┌─ STORED ROWS

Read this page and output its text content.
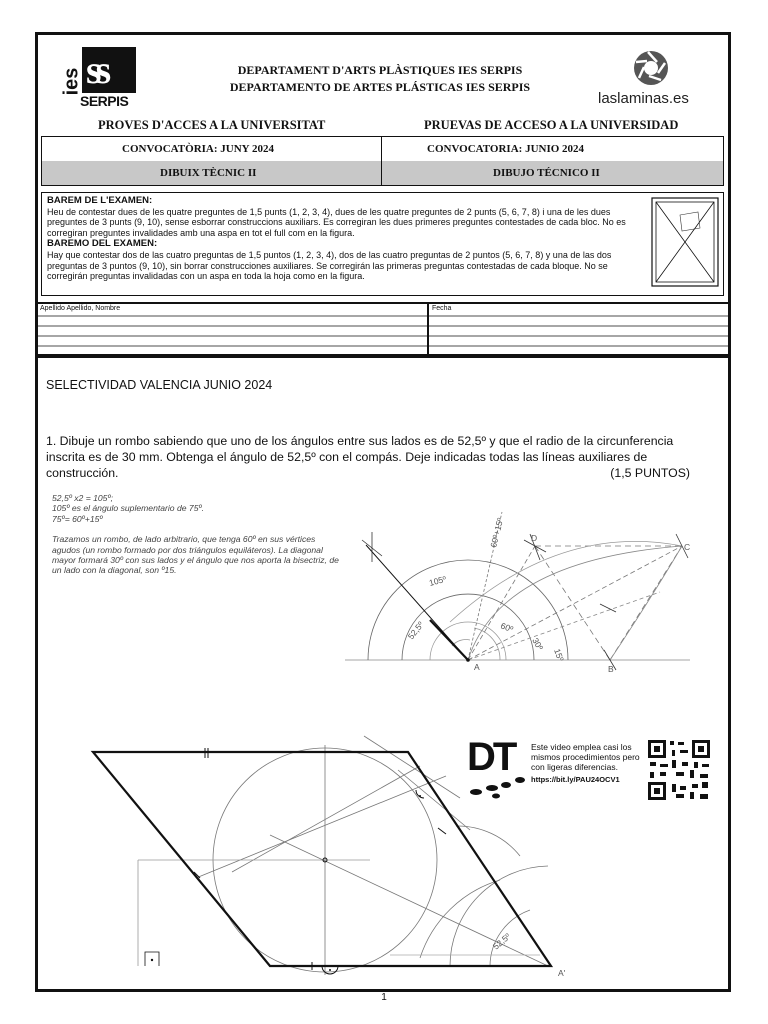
ies ss
SERPIS
DEPARTAMENT D'ARTS PLÀSTIQUES IES SERPIS
DEPARTAMENTO DE ARTES PLÁSTICAS IES SERPIS
laslaminas.es
PROVES D'ACCES A LA UNIVERSITAT	PRUEVAS DE ACCESO A LA UNIVERSIDAD
CONVOCATÒRIA: JUNY 2024	CONVOCATORIA: JUNIO 2024
DIBUIX TÈCNIC II	DIBUJO TÉCNICO II
BAREM DE L'EXAMEN:
Heu de contestar dues de les quatre preguntes de 1,5 punts (1, 2, 3, 4), dues de les quatre preguntes de 2 punts (5, 6, 7, 8) i una de les dues preguntes de 3 punts (9, 10), sense esborrar construccions auxiliars. Es corregiran les dues primeres preguntes contestades de cada bloc. No es corregiran preguntes invalidades amb una aspa en tot el full com en la figura.
BAREMO DEL EXAMEN:
Hay que contestar dos de las cuatro preguntas de 1,5 puntos (1, 2, 3, 4), dos de las cuatro preguntas de 2 puntos (5, 6, 7, 8) y una de las dos preguntas de 3 puntos (9, 10), sin borrar construcciones auxiliares. Se corregirán las primeras preguntas contestadas de cada bloque. No se corregirán preguntas invalidadas con un aspa en toda la hoja como en la figura.
Apellido Apellido, Nombre	Fecha
SELECTIVIDAD VALENCIA JUNIO 2024
1. Dibuje un rombo sabiendo que uno de los ángulos entre sus lados es de 52,5º y que el radio de la circunferencia inscrita es de 30 mm. Obtenga el ángulo de 52,5º con el compás. Deje indicadas todas las líneas auxiliares de construcción.	(1,5 PUNTOS)
52,5º x2 = 105º;
105º es el ángulo suplementario de 75º.
75º= 60º+15º
Trazamos un rombo, de lado arbitrario, que tenga 60º en sus vértices agudos (un rombo formado por dos triángulos equiláteros). La diagonal mayor formará 30º con sus lados y el ángulo que nos aporta la bisectriz, de un lado con la diagonal, son º15.
A	B
C
D
105º
52,5º	60º
30º
15º
60º+15º
A'
52,5º
DT Este video emplea casi los mismos procedimientos pero con ligeras diferencias.
https://bit.ly/PAU24OCV1
1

└─

- YOUR OBJECTIVE
Reply with the number of lines in the material above that contain "SERPIS", and nothing more.

- CORRECT ANSWER
3